*WHAT THIS TASK INVOLVES*.
Output all the data exactly. Pictures do not belong in the copy.

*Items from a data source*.
————

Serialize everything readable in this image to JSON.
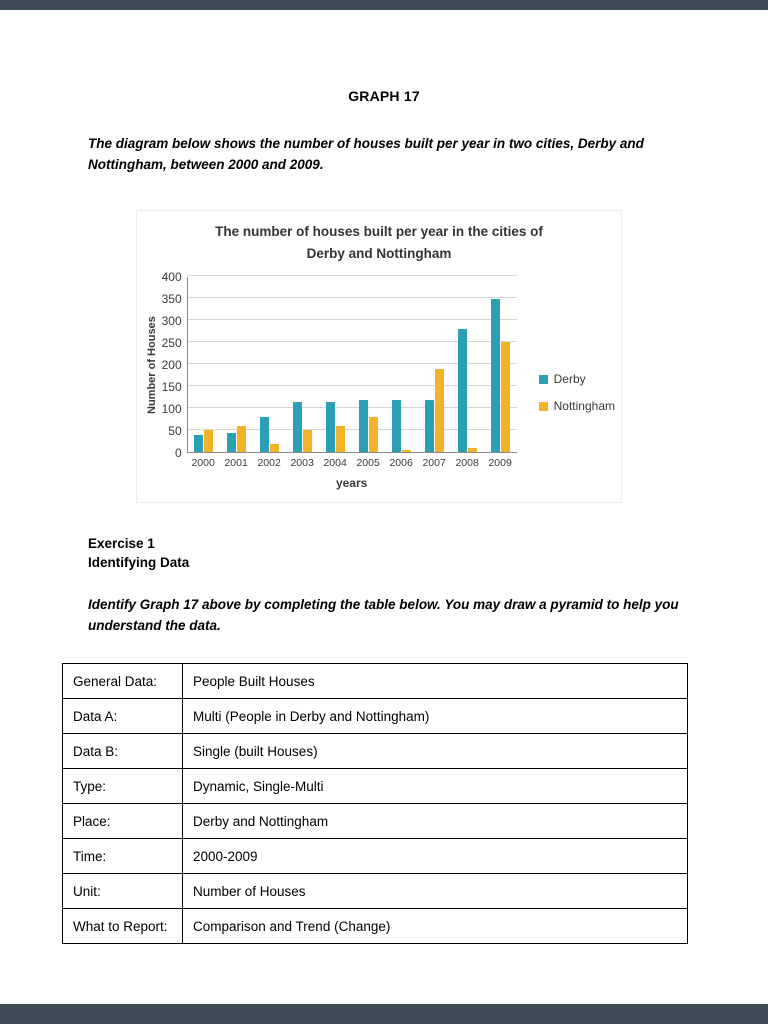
{
  "page": {
    "title": "GRAPH 17",
    "intro": "The diagram below shows the number of houses built per year in two cities, Derby and Nottingham, between 2000 and 2009.",
    "exercise_heading": "Exercise 1",
    "exercise_subheading": "Identifying Data",
    "instructions": "Identify Graph 17 above by completing the table below. You may draw a pyramid to help you understand the data."
  },
  "chart_data": {
    "type": "bar",
    "title_line1": "The number of houses built per year in the cities of",
    "title_line2": "Derby and Nottingham",
    "categories": [
      "2000",
      "2001",
      "2002",
      "2003",
      "2004",
      "2005",
      "2006",
      "2007",
      "2008",
      "2009"
    ],
    "series": [
      {
        "name": "Derby",
        "color": "#2b9fb3",
        "values": [
          40,
          45,
          80,
          115,
          115,
          118,
          118,
          120,
          280,
          348
        ]
      },
      {
        "name": "Nottingham",
        "color": "#f2b32a",
        "values": [
          50,
          60,
          20,
          50,
          60,
          80,
          5,
          190,
          10,
          250
        ]
      }
    ],
    "xlabel": "years",
    "ylabel": "Number of Houses",
    "ylim": [
      0,
      400
    ],
    "ytick_step": 50,
    "grid": true,
    "legend_position": "right"
  },
  "table": {
    "rows": [
      {
        "label": "General Data:",
        "value": "People Built Houses"
      },
      {
        "label": "Data A:",
        "value": "Multi (People in Derby and Nottingham)"
      },
      {
        "label": "Data B:",
        "value": "Single (built Houses)"
      },
      {
        "label": "Type:",
        "value": "Dynamic, Single-Multi"
      },
      {
        "label": "Place:",
        "value": "Derby and Nottingham"
      },
      {
        "label": "Time:",
        "value": "2000-2009"
      },
      {
        "label": "Unit:",
        "value": "Number of Houses"
      },
      {
        "label": "What to Report:",
        "value": "Comparison and Trend (Change)"
      }
    ]
  }
}
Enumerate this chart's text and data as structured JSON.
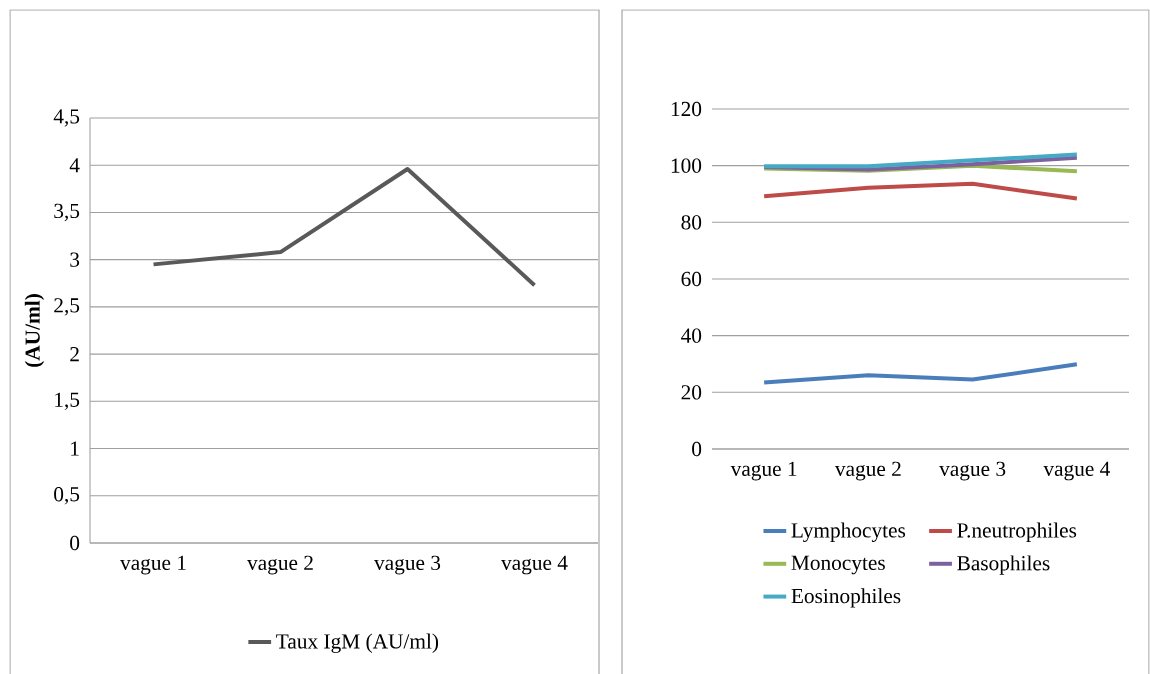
{
  "chart_data": [
    {
      "type": "line",
      "categories": [
        "vague 1",
        "vague 2",
        "vague 3",
        "vague 4"
      ],
      "ylabel": "(AU/ml)",
      "ylim": [
        0,
        4.5
      ],
      "yticks": [
        0,
        {
          "value": 0.5,
          "label": "0,5"
        },
        1,
        {
          "value": 1.5,
          "label": "1,5"
        },
        2,
        {
          "value": 2.5,
          "label": "2,5"
        },
        3,
        {
          "value": 3.5,
          "label": "3,5"
        },
        4,
        {
          "value": 4.5,
          "label": "4,5"
        }
      ],
      "grid": "y",
      "legend": "bottom",
      "series": [
        {
          "name": "Taux IgM (AU/ml)",
          "color": "#595959",
          "values": [
            2.95,
            3.08,
            3.96,
            2.73
          ]
        }
      ]
    },
    {
      "type": "line",
      "categories": [
        "vague 1",
        "vague 2",
        "vague 3",
        "vague 4"
      ],
      "ylim": [
        0,
        120
      ],
      "yticks": [
        0,
        20,
        40,
        60,
        80,
        100,
        120
      ],
      "grid": "y",
      "legend": "bottom",
      "series": [
        {
          "name": "Lymphocytes",
          "color": "#4a7ebb",
          "values": [
            23.5,
            26,
            24.5,
            29.9
          ]
        },
        {
          "name": "P.neutrophiles",
          "color": "#be4b48",
          "values": [
            89.2,
            92.2,
            93.6,
            88.4
          ]
        },
        {
          "name": "Monocytes",
          "color": "#98b954",
          "values": [
            99,
            98.2,
            100,
            98
          ]
        },
        {
          "name": "Basophiles",
          "color": "#7d60a0",
          "values": [
            99.5,
            98.6,
            100.5,
            102.8
          ]
        },
        {
          "name": "Eosinophiles",
          "color": "#46aac5",
          "values": [
            99.8,
            99.8,
            101.9,
            103.9
          ]
        }
      ]
    }
  ]
}
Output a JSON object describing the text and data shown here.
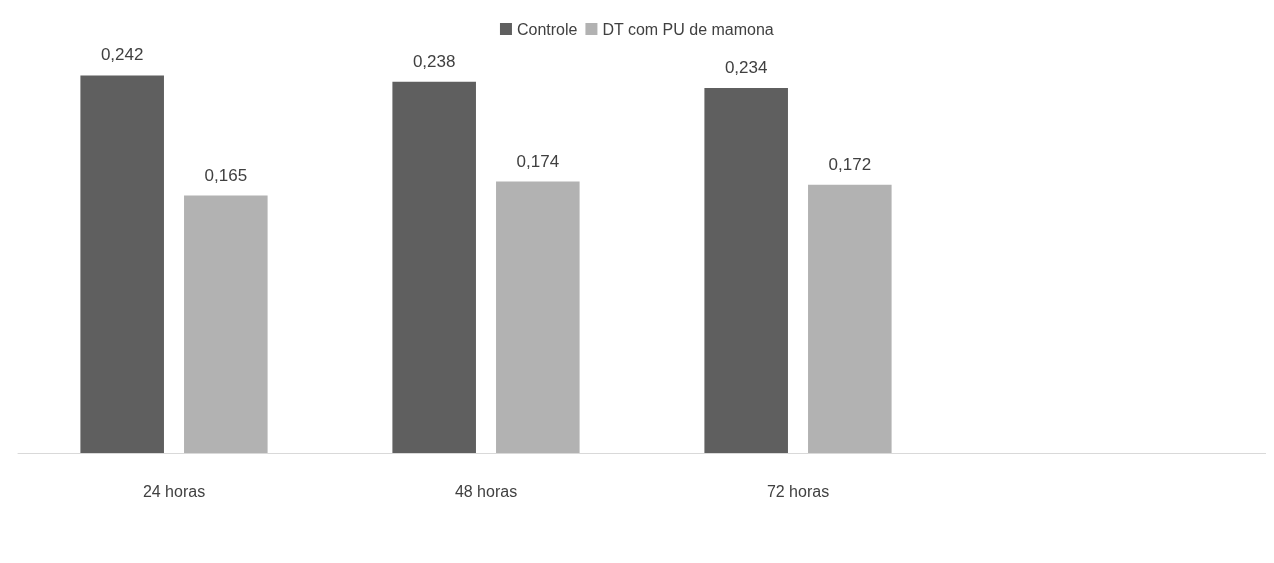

————

*WRITTEN REPLY*.
Serialize everything readable in this image to JSON.
{
  "page": {
    "title": "GRAPH 17",
    "intro": "The diagram below shows the number of houses built per year in two cities, Derby and Nottingham, between 2000 and 2009.",
    "exercise_heading": "Exercise 1",
    "exercise_subheading": "Identifying Data",
    "instructions": "Identify Graph 17 above by completing the table below. You may draw a pyramid to help you understand the data."
  },
  "chart_data": {
    "type": "bar",
    "title_line1": "The number of houses built per year in the cities of",
    "title_line2": "Derby and Nottingham",
    "categories": [
      "2000",
      "2001",
      "2002",
      "2003",
      "2004",
      "2005",
      "2006",
      "2007",
      "2008",
      "2009"
    ],
    "series": [
      {
        "name": "Derby",
        "color": "#2b9fb3",
        "values": [
          40,
          45,
          80,
          115,
          115,
          118,
          118,
          120,
          280,
          348
        ]
      },
      {
        "name": "Nottingham",
        "color": "#f2b32a",
        "values": [
          50,
          60,
          20,
          50,
          60,
          80,
          5,
          190,
          10,
          250
        ]
      }
    ],
    "xlabel": "years",
    "ylabel": "Number of Houses",
    "ylim": [
      0,
      400
    ],
    "ytick_step": 50,
    "grid": true,
    "legend_position": "right"
  },
  "table": {
    "rows": [
      {
        "label": "General Data:",
        "value": "People Built Houses"
      },
      {
        "label": "Data A:",
        "value": "Multi (People in Derby and Nottingham)"
      },
      {
        "label": "Data B:",
        "value": "Single (built Houses)"
      },
      {
        "label": "Type:",
        "value": "Dynamic, Single-Multi"
      },
      {
        "label": "Place:",
        "value": "Derby and Nottingham"
      },
      {
        "label": "Time:",
        "value": "2000-2009"
      },
      {
        "label": "Unit:",
        "value": "Number of Houses"
      },
      {
        "label": "What to Report:",
        "value": "Comparison and Trend (Change)"
      }
    ]
  }
}
Enumerate this chart's text and data as structured JSON.
{
  "chart_data": [
    {
      "type": "line",
      "categories": [
        "vague 1",
        "vague 2",
        "vague 3",
        "vague 4"
      ],
      "ylabel": "(AU/ml)",
      "ylim": [
        0,
        4.5
      ],
      "yticks": [
        0,
        {
          "value": 0.5,
          "label": "0,5"
        },
        1,
        {
          "value": 1.5,
          "label": "1,5"
        },
        2,
        {
          "value": 2.5,
          "label": "2,5"
        },
        3,
        {
          "value": 3.5,
          "label": "3,5"
        },
        4,
        {
          "value": 4.5,
          "label": "4,5"
        }
      ],
      "grid": "y",
      "legend": "bottom",
      "series": [
        {
          "name": "Taux IgM (AU/ml)",
          "color": "#595959",
          "values": [
            2.95,
            3.08,
            3.96,
            2.73
          ]
        }
      ]
    },
    {
      "type": "line",
      "categories": [
        "vague 1",
        "vague 2",
        "vague 3",
        "vague 4"
      ],
      "ylim": [
        0,
        120
      ],
      "yticks": [
        0,
        20,
        40,
        60,
        80,
        100,
        120
      ],
      "grid": "y",
      "legend": "bottom",
      "series": [
        {
          "name": "Lymphocytes",
          "color": "#4a7ebb",
          "values": [
            23.5,
            26,
            24.5,
            29.9
          ]
        },
        {
          "name": "P.neutrophiles",
          "color": "#be4b48",
          "values": [
            89.2,
            92.2,
            93.6,
            88.4
          ]
        },
        {
          "name": "Monocytes",
          "color": "#98b954",
          "values": [
            99,
            98.2,
            100,
            98
          ]
        },
        {
          "name": "Basophiles",
          "color": "#7d60a0",
          "values": [
            99.5,
            98.6,
            100.5,
            102.8
          ]
        },
        {
          "name": "Eosinophiles",
          "color": "#46aac5",
          "values": [
            99.8,
            99.8,
            101.9,
            103.9
          ]
        }
      ]
    }
  ]
}
Output a JSON object describing the text and data shown here.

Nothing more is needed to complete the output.